:: INPUT RECORDS
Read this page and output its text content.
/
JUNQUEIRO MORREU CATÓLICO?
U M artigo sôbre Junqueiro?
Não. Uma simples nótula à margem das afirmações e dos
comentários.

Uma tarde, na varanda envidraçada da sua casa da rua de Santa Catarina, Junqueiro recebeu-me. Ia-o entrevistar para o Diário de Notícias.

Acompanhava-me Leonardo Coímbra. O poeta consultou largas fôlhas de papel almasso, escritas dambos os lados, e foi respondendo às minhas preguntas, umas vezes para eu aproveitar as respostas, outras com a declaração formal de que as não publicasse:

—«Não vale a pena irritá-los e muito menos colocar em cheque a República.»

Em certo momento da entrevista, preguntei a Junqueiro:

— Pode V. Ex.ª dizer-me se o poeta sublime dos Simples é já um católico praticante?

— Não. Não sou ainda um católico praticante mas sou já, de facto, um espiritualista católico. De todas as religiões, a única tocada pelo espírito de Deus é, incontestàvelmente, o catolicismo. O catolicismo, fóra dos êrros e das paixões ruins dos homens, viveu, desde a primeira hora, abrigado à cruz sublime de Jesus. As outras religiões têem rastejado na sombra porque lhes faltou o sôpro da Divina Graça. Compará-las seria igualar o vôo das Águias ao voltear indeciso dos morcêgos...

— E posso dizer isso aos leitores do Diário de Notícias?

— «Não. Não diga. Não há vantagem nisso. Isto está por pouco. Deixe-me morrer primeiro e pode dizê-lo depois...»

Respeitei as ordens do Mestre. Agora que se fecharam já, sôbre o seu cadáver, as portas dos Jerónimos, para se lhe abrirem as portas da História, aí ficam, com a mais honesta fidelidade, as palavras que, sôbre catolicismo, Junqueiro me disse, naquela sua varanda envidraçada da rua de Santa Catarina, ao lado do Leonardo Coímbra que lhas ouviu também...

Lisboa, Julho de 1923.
::::
:: INPUT RECORDS
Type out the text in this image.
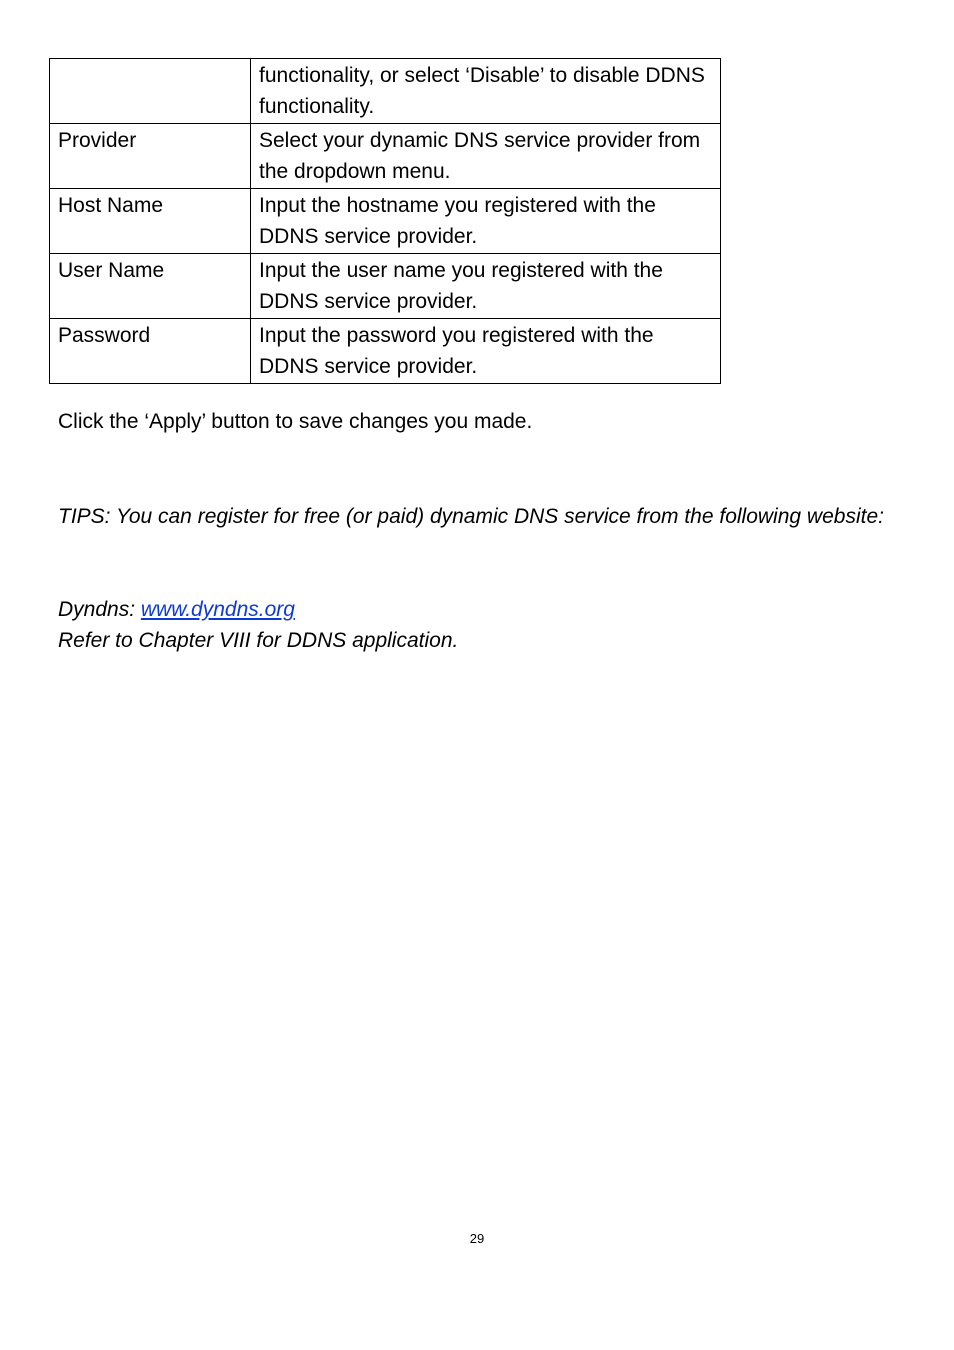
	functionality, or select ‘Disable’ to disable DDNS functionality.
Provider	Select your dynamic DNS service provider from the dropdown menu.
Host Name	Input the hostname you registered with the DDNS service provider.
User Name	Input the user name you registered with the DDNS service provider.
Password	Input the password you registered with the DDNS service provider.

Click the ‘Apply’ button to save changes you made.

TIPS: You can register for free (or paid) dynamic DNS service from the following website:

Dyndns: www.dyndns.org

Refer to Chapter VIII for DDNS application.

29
::::
:: INPUT RECORDS
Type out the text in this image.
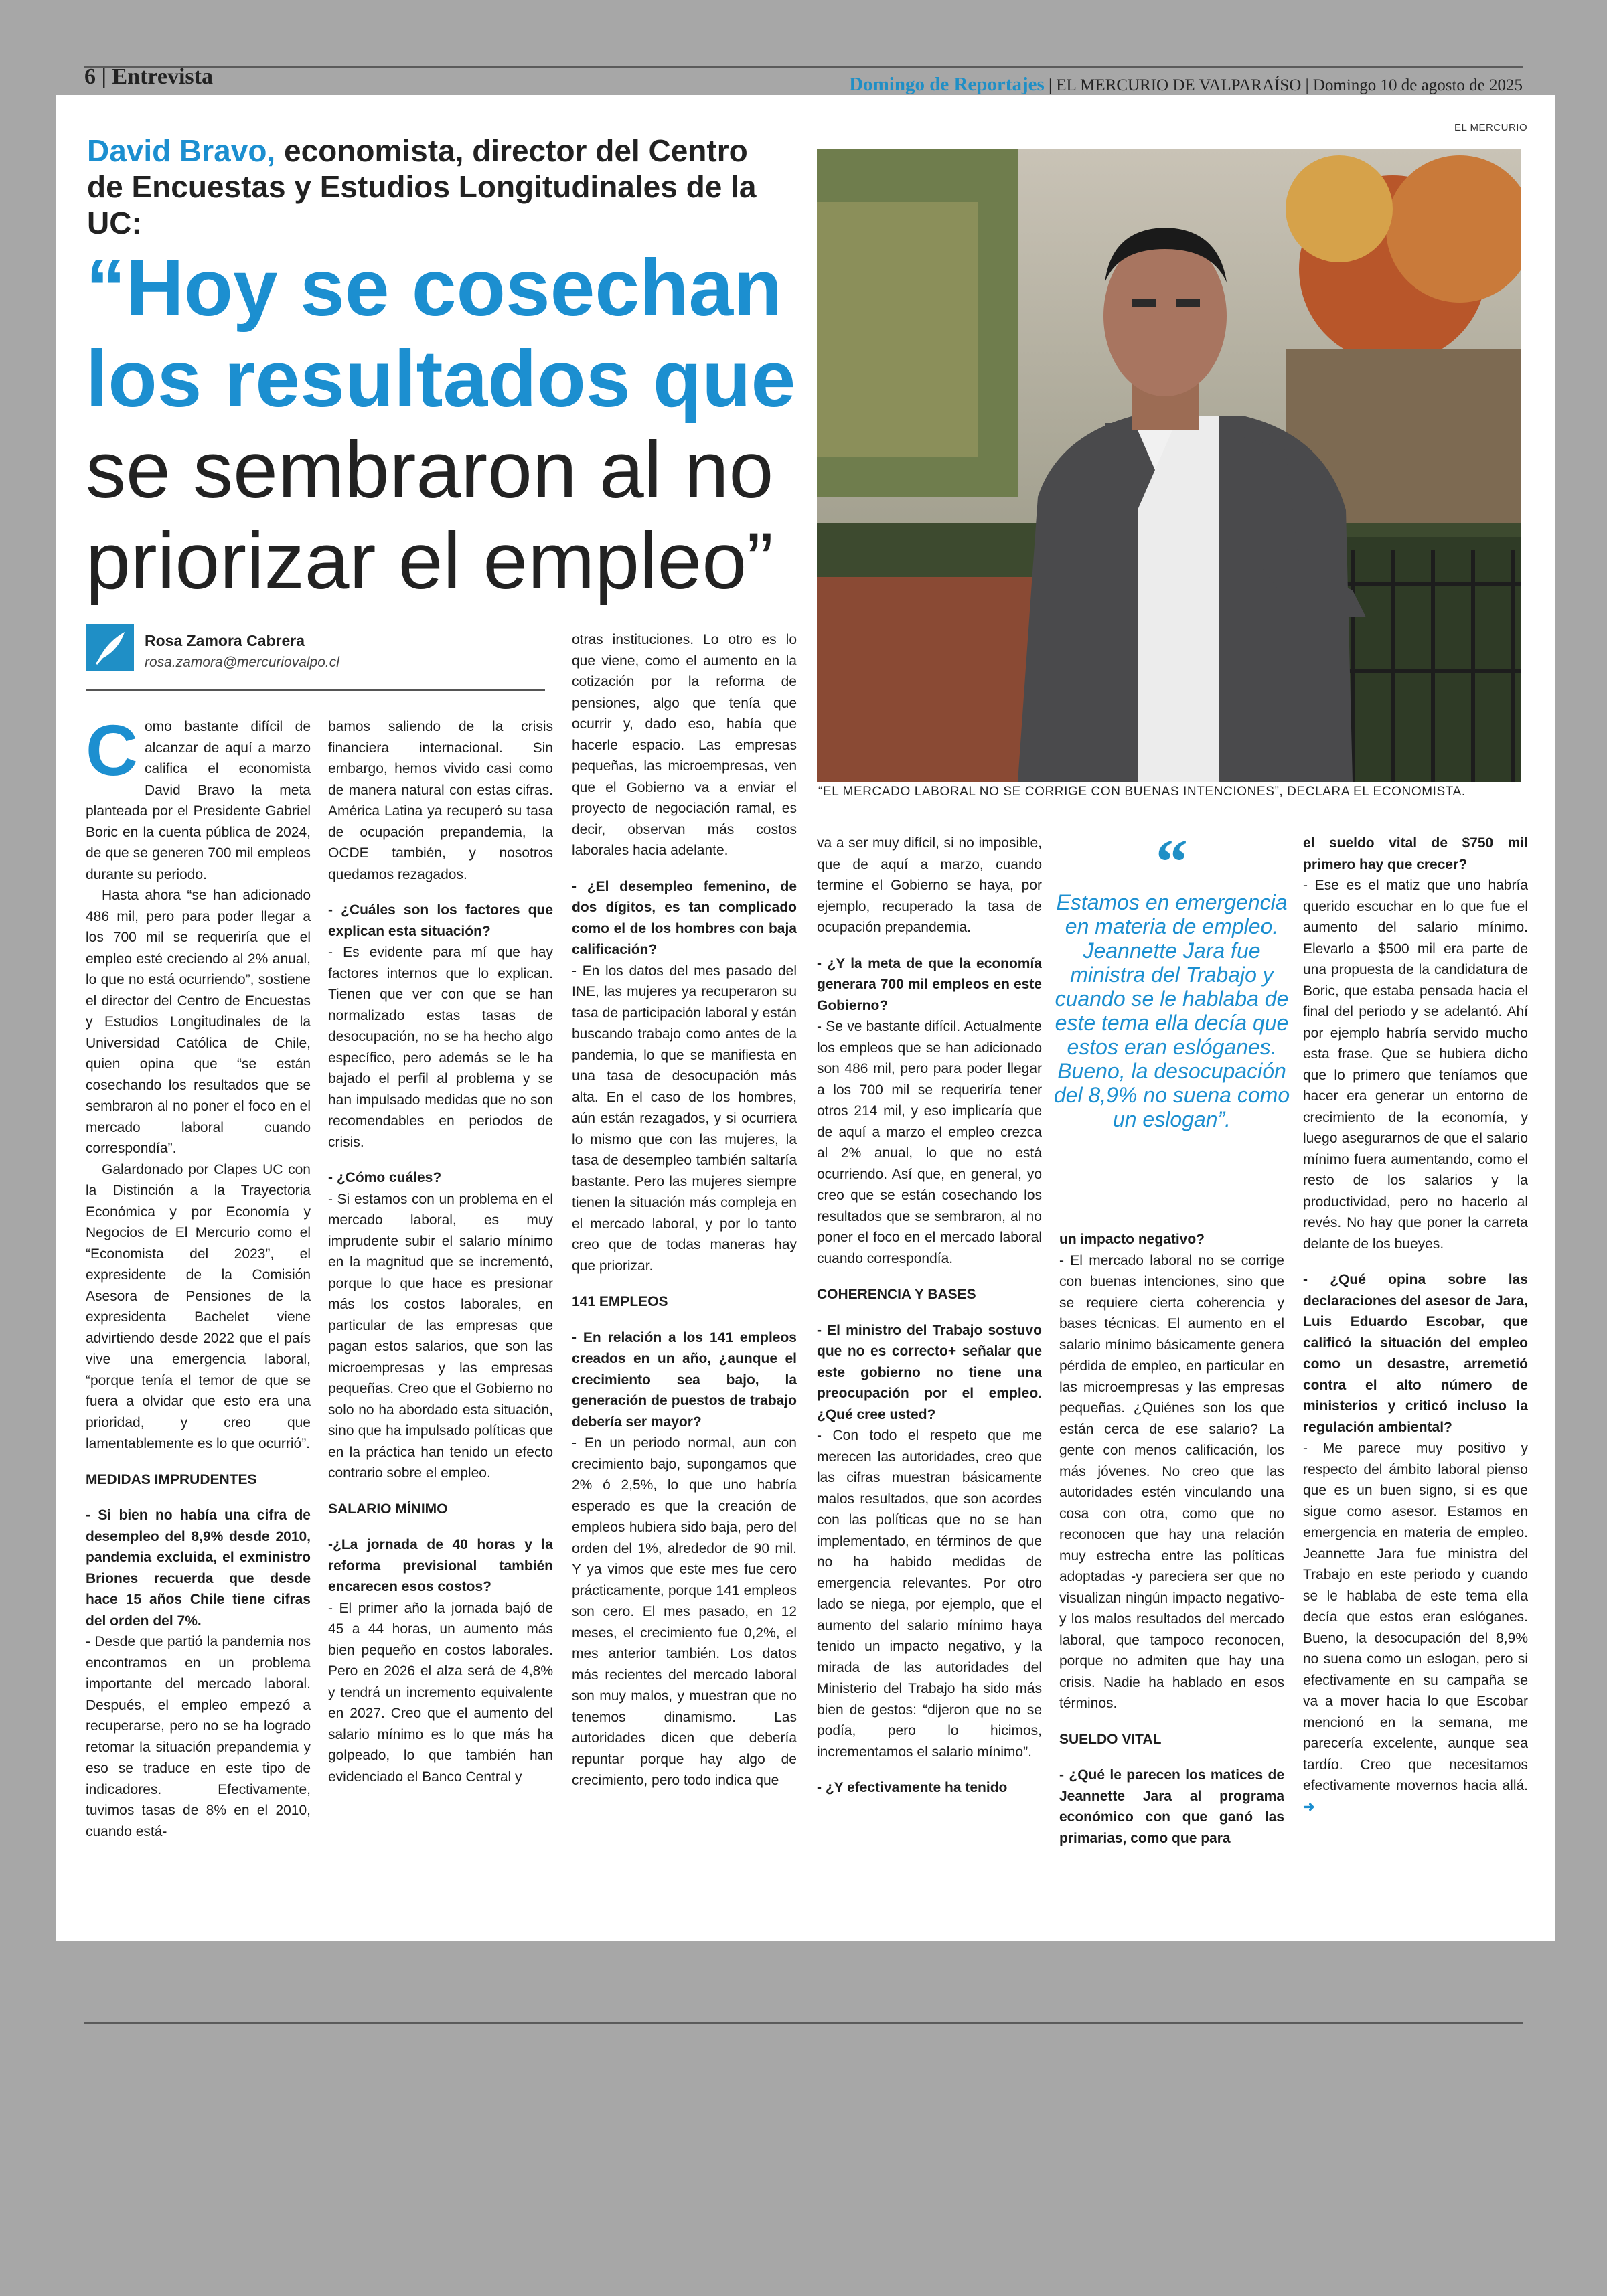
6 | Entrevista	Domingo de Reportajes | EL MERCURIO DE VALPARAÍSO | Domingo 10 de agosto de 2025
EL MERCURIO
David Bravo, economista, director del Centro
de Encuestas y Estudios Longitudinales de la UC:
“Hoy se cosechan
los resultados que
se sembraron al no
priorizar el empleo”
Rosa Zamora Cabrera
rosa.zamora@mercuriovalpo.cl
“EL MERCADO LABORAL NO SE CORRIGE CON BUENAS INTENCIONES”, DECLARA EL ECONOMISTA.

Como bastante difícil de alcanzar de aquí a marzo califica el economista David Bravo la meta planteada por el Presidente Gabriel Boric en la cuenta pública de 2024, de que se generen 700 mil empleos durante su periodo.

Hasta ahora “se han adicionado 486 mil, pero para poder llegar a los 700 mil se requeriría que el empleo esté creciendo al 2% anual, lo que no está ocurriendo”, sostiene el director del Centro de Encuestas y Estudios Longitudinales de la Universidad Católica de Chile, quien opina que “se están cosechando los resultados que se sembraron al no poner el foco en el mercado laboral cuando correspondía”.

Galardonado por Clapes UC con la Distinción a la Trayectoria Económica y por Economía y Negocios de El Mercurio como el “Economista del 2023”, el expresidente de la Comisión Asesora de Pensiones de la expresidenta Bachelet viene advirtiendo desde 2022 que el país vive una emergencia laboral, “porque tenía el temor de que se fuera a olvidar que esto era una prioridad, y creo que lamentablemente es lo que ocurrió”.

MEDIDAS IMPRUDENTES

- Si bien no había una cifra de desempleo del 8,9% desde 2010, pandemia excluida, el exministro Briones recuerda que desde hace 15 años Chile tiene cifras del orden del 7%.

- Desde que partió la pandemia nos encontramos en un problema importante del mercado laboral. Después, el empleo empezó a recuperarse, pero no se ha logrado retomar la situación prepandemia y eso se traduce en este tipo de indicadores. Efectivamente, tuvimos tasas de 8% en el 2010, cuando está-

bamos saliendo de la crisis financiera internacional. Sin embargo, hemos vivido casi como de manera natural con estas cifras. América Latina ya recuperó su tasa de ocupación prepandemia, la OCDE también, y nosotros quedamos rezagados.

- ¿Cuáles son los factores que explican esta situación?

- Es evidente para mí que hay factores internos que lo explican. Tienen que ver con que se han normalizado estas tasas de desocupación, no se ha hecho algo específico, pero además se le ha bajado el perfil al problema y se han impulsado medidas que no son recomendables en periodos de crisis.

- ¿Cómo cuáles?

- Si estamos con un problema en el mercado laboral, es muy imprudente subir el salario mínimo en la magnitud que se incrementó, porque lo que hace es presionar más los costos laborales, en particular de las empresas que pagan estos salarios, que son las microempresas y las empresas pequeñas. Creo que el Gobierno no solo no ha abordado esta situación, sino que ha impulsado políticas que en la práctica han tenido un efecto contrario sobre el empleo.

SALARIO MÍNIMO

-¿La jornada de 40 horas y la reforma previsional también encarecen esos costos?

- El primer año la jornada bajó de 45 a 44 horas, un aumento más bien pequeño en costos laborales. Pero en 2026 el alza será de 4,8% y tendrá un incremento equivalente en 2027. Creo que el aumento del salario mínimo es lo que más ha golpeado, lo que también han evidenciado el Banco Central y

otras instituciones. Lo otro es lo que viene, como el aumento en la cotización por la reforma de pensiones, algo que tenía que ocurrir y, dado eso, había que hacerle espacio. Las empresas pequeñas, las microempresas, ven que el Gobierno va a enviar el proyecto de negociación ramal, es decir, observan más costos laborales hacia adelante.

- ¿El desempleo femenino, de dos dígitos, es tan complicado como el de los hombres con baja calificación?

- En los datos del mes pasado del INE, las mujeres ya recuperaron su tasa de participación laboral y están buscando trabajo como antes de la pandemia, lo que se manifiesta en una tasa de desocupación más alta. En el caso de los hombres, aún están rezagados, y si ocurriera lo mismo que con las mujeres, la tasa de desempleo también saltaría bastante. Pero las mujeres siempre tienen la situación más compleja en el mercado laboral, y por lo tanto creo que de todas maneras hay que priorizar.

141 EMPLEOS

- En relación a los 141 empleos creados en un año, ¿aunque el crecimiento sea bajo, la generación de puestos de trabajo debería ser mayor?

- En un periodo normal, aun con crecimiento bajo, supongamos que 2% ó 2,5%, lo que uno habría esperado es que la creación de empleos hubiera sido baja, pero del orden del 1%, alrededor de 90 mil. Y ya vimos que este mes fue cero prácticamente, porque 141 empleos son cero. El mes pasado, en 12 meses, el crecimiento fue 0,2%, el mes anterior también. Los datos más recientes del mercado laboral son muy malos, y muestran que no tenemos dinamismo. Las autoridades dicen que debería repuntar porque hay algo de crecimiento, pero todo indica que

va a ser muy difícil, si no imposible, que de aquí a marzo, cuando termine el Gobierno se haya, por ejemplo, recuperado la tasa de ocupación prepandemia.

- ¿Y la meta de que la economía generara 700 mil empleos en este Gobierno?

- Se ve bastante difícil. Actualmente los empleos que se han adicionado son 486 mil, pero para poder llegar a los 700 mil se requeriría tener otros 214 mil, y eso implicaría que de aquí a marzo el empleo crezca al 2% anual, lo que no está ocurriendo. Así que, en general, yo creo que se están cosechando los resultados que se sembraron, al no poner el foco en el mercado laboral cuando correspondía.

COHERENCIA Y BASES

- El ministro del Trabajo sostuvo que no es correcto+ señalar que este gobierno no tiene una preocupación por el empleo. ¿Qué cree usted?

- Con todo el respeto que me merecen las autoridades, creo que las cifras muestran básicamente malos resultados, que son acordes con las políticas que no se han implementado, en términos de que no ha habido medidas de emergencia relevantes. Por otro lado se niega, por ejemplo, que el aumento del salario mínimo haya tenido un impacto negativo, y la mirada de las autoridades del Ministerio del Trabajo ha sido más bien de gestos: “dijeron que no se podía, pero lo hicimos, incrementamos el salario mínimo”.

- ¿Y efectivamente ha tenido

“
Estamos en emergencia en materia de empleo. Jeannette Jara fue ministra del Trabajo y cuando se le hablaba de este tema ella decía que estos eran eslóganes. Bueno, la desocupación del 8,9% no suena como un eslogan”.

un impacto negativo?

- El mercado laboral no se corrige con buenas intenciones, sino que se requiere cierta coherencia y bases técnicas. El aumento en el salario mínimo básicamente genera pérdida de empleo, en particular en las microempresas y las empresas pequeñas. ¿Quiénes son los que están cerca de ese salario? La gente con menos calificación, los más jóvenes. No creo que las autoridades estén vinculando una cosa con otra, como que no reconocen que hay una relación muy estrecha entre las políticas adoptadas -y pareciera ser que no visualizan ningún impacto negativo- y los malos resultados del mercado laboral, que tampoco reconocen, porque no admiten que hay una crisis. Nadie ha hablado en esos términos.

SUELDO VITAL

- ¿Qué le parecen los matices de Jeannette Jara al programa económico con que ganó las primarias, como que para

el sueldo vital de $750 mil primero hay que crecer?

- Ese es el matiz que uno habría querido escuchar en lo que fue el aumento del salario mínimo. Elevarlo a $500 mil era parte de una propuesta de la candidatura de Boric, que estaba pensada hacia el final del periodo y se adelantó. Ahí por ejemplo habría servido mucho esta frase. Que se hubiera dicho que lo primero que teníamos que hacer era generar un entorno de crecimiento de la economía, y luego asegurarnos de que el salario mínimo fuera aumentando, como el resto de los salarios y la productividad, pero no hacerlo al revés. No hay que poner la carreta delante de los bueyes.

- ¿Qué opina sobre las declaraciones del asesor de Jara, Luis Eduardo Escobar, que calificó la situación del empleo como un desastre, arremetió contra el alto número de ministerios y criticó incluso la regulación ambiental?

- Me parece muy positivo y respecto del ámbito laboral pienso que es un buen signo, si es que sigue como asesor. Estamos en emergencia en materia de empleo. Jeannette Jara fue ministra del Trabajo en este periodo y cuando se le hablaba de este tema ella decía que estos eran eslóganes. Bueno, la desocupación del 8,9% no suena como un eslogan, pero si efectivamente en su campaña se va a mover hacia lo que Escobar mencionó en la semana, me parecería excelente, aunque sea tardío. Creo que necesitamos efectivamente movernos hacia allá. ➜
::::
GIVEN EXERCISE: In the entries above, identify every line with the string "dizer".

CORRECT OUTPUT:
— Pode V. Ex.ª dizer-me se o poeta sublime dos Simples é já um católico praticante?
— E posso dizer isso aos leitores do Diário de Notícias?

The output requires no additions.